### What you are asked to do
Print the entries below in their entirety, exactly as they are written.

### Input for this task
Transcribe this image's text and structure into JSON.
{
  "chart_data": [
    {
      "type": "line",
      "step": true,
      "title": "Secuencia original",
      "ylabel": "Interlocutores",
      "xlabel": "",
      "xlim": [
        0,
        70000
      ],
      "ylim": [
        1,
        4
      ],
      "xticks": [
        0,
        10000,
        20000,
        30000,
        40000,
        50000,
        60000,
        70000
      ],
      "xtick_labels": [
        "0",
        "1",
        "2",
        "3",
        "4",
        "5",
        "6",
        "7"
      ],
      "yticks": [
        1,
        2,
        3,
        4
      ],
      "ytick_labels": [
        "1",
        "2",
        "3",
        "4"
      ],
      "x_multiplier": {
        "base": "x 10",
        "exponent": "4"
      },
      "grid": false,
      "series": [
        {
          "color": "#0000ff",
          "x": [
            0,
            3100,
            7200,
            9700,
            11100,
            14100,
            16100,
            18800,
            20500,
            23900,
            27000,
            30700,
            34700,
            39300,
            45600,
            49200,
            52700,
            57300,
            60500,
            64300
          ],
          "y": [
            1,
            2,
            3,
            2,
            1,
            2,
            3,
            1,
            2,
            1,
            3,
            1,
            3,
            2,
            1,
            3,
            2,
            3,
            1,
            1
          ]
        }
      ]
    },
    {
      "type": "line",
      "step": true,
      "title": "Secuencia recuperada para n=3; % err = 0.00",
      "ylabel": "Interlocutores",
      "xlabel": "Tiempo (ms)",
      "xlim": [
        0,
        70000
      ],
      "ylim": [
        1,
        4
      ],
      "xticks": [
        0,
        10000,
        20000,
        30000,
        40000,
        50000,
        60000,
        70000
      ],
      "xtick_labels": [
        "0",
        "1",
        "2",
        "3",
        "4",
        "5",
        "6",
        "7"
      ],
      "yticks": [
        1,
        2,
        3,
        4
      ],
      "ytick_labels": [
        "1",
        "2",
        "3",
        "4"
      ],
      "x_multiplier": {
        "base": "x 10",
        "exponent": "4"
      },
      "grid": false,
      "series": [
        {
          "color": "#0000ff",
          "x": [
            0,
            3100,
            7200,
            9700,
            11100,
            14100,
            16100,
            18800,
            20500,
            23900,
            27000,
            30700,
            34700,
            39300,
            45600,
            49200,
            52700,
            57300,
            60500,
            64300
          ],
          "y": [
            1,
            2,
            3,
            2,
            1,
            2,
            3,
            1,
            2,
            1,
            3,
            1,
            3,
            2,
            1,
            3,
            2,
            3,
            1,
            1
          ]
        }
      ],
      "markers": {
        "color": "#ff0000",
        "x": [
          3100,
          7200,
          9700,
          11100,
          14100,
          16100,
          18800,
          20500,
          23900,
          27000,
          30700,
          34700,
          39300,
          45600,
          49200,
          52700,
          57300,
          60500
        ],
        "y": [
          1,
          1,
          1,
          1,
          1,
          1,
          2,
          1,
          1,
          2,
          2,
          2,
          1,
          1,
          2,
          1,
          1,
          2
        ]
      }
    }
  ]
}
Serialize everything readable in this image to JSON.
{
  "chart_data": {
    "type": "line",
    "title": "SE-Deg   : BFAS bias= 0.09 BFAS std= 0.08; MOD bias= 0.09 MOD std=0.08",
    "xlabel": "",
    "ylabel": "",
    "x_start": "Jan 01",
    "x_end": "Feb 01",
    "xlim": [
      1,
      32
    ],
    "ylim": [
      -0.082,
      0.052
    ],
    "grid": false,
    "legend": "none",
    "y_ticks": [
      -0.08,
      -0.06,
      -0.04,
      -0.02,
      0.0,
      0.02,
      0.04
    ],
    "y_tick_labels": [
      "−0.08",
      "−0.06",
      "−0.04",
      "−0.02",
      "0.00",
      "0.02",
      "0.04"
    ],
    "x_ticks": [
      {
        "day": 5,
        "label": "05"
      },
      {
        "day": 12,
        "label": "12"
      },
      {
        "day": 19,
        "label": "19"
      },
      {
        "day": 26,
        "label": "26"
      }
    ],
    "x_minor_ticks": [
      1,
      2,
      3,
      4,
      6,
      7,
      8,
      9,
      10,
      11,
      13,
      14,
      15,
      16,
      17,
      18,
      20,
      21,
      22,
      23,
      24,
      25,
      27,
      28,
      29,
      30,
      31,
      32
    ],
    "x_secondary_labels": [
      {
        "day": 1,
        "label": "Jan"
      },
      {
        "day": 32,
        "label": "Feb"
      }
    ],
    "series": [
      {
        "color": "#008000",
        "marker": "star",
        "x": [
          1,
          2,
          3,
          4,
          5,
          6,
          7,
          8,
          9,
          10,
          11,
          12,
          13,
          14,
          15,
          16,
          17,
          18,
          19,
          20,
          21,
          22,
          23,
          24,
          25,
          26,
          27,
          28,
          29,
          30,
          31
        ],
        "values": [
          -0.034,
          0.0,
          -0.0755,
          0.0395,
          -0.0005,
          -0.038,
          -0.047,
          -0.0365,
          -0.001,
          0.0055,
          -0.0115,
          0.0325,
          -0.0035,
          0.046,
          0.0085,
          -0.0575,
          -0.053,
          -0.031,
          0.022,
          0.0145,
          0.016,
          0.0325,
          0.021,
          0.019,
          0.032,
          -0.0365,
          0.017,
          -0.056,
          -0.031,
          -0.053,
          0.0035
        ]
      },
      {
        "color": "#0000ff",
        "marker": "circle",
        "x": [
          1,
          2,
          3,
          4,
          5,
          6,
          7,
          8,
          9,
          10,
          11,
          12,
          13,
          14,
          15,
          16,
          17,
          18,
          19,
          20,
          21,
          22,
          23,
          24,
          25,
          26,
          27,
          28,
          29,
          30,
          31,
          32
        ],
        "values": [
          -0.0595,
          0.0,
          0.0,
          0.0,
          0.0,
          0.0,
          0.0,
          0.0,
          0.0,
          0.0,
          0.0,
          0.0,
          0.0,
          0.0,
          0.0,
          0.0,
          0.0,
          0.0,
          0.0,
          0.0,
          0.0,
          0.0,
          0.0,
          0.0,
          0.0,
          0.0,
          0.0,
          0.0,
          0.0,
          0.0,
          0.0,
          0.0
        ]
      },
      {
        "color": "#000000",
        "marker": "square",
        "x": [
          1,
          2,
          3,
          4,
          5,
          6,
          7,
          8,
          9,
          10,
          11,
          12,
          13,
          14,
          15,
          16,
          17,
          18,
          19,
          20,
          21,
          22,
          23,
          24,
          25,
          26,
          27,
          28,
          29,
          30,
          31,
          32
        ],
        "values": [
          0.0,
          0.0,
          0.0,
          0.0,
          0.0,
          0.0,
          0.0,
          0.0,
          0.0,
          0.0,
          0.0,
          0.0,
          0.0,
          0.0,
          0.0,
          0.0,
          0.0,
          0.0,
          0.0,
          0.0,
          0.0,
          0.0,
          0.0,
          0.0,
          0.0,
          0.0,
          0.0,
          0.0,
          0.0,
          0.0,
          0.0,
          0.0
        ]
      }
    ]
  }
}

### Answer for this exercise
Transcribe this image's text and structure into JSON.
{
  "chart_data": [
    {
      "type": "line",
      "step": true,
      "title": "Secuencia original",
      "ylabel": "Interlocutores",
      "xlabel": "",
      "xlim": [
        0,
        70000
      ],
      "ylim": [
        1,
        4
      ],
      "xticks": [
        0,
        10000,
        20000,
        30000,
        40000,
        50000,
        60000,
        70000
      ],
      "xtick_labels": [
        "0",
        "1",
        "2",
        "3",
        "4",
        "5",
        "6",
        "7"
      ],
      "yticks": [
        1,
        2,
        3,
        4
      ],
      "ytick_labels": [
        "1",
        "2",
        "3",
        "4"
      ],
      "x_multiplier": {
        "base": "x 10",
        "exponent": "4"
      },
      "grid": false,
      "series": [
        {
          "color": "#0000ff",
          "x": [
            0,
            3100,
            7200,
            9700,
            11100,
            14100,
            16100,
            18800,
            20500,
            23900,
            27000,
            30700,
            34700,
            39300,
            45600,
            49200,
            52700,
            57300,
            60500,
            64300
          ],
          "y": [
            1,
            2,
            3,
            2,
            1,
            2,
            3,
            1,
            2,
            1,
            3,
            1,
            3,
            2,
            1,
            3,
            2,
            3,
            1,
            1
          ]
        }
      ]
    },
    {
      "type": "line",
      "step": true,
      "title": "Secuencia recuperada para n=3; % err = 0.00",
      "ylabel": "Interlocutores",
      "xlabel": "Tiempo (ms)",
      "xlim": [
        0,
        70000
      ],
      "ylim": [
        1,
        4
      ],
      "xticks": [
        0,
        10000,
        20000,
        30000,
        40000,
        50000,
        60000,
        70000
      ],
      "xtick_labels": [
        "0",
        "1",
        "2",
        "3",
        "4",
        "5",
        "6",
        "7"
      ],
      "yticks": [
        1,
        2,
        3,
        4
      ],
      "ytick_labels": [
        "1",
        "2",
        "3",
        "4"
      ],
      "x_multiplier": {
        "base": "x 10",
        "exponent": "4"
      },
      "grid": false,
      "series": [
        {
          "color": "#0000ff",
          "x": [
            0,
            3100,
            7200,
            9700,
            11100,
            14100,
            16100,
            18800,
            20500,
            23900,
            27000,
            30700,
            34700,
            39300,
            45600,
            49200,
            52700,
            57300,
            60500,
            64300
          ],
          "y": [
            1,
            2,
            3,
            2,
            1,
            2,
            3,
            1,
            2,
            1,
            3,
            1,
            3,
            2,
            1,
            3,
            2,
            3,
            1,
            1
          ]
        }
      ],
      "markers": {
        "color": "#ff0000",
        "x": [
          3100,
          7200,
          9700,
          11100,
          14100,
          16100,
          18800,
          20500,
          23900,
          27000,
          30700,
          34700,
          39300,
          45600,
          49200,
          52700,
          57300,
          60500
        ],
        "y": [
          1,
          1,
          1,
          1,
          1,
          1,
          2,
          1,
          1,
          2,
          2,
          2,
          1,
          1,
          2,
          1,
          1,
          2
        ]
      }
    }
  ]
}
Serialize everything readable in this image to JSON.
{
  "chart_data": {
    "type": "line",
    "title": "SE-Deg   : BFAS bias= 0.09 BFAS std= 0.08; MOD bias= 0.09 MOD std=0.08",
    "xlabel": "",
    "ylabel": "",
    "x_start": "Jan 01",
    "x_end": "Feb 01",
    "xlim": [
      1,
      32
    ],
    "ylim": [
      -0.082,
      0.052
    ],
    "grid": false,
    "legend": "none",
    "y_ticks": [
      -0.08,
      -0.06,
      -0.04,
      -0.02,
      0.0,
      0.02,
      0.04
    ],
    "y_tick_labels": [
      "−0.08",
      "−0.06",
      "−0.04",
      "−0.02",
      "0.00",
      "0.02",
      "0.04"
    ],
    "x_ticks": [
      {
        "day": 5,
        "label": "05"
      },
      {
        "day": 12,
        "label": "12"
      },
      {
        "day": 19,
        "label": "19"
      },
      {
        "day": 26,
        "label": "26"
      }
    ],
    "x_minor_ticks": [
      1,
      2,
      3,
      4,
      6,
      7,
      8,
      9,
      10,
      11,
      13,
      14,
      15,
      16,
      17,
      18,
      20,
      21,
      22,
      23,
      24,
      25,
      27,
      28,
      29,
      30,
      31,
      32
    ],
    "x_secondary_labels": [
      {
        "day": 1,
        "label": "Jan"
      },
      {
        "day": 32,
        "label": "Feb"
      }
    ],
    "series": [
      {
        "color": "#008000",
        "marker": "star",
        "x": [
          1,
          2,
          3,
          4,
          5,
          6,
          7,
          8,
          9,
          10,
          11,
          12,
          13,
          14,
          15,
          16,
          17,
          18,
          19,
          20,
          21,
          22,
          23,
          24,
          25,
          26,
          27,
          28,
          29,
          30,
          31
        ],
        "values": [
          -0.034,
          0.0,
          -0.0755,
          0.0395,
          -0.0005,
          -0.038,
          -0.047,
          -0.0365,
          -0.001,
          0.0055,
          -0.0115,
          0.0325,
          -0.0035,
          0.046,
          0.0085,
          -0.0575,
          -0.053,
          -0.031,
          0.022,
          0.0145,
          0.016,
          0.0325,
          0.021,
          0.019,
          0.032,
          -0.0365,
          0.017,
          -0.056,
          -0.031,
          -0.053,
          0.0035
        ]
      },
      {
        "color": "#0000ff",
        "marker": "circle",
        "x": [
          1,
          2,
          3,
          4,
          5,
          6,
          7,
          8,
          9,
          10,
          11,
          12,
          13,
          14,
          15,
          16,
          17,
          18,
          19,
          20,
          21,
          22,
          23,
          24,
          25,
          26,
          27,
          28,
          29,
          30,
          31,
          32
        ],
        "values": [
          -0.0595,
          0.0,
          0.0,
          0.0,
          0.0,
          0.0,
          0.0,
          0.0,
          0.0,
          0.0,
          0.0,
          0.0,
          0.0,
          0.0,
          0.0,
          0.0,
          0.0,
          0.0,
          0.0,
          0.0,
          0.0,
          0.0,
          0.0,
          0.0,
          0.0,
          0.0,
          0.0,
          0.0,
          0.0,
          0.0,
          0.0,
          0.0
        ]
      },
      {
        "color": "#000000",
        "marker": "square",
        "x": [
          1,
          2,
          3,
          4,
          5,
          6,
          7,
          8,
          9,
          10,
          11,
          12,
          13,
          14,
          15,
          16,
          17,
          18,
          19,
          20,
          21,
          22,
          23,
          24,
          25,
          26,
          27,
          28,
          29,
          30,
          31,
          32
        ],
        "values": [
          0.0,
          0.0,
          0.0,
          0.0,
          0.0,
          0.0,
          0.0,
          0.0,
          0.0,
          0.0,
          0.0,
          0.0,
          0.0,
          0.0,
          0.0,
          0.0,
          0.0,
          0.0,
          0.0,
          0.0,
          0.0,
          0.0,
          0.0,
          0.0,
          0.0,
          0.0,
          0.0,
          0.0,
          0.0,
          0.0,
          0.0,
          0.0
        ]
      }
    ]
  }
}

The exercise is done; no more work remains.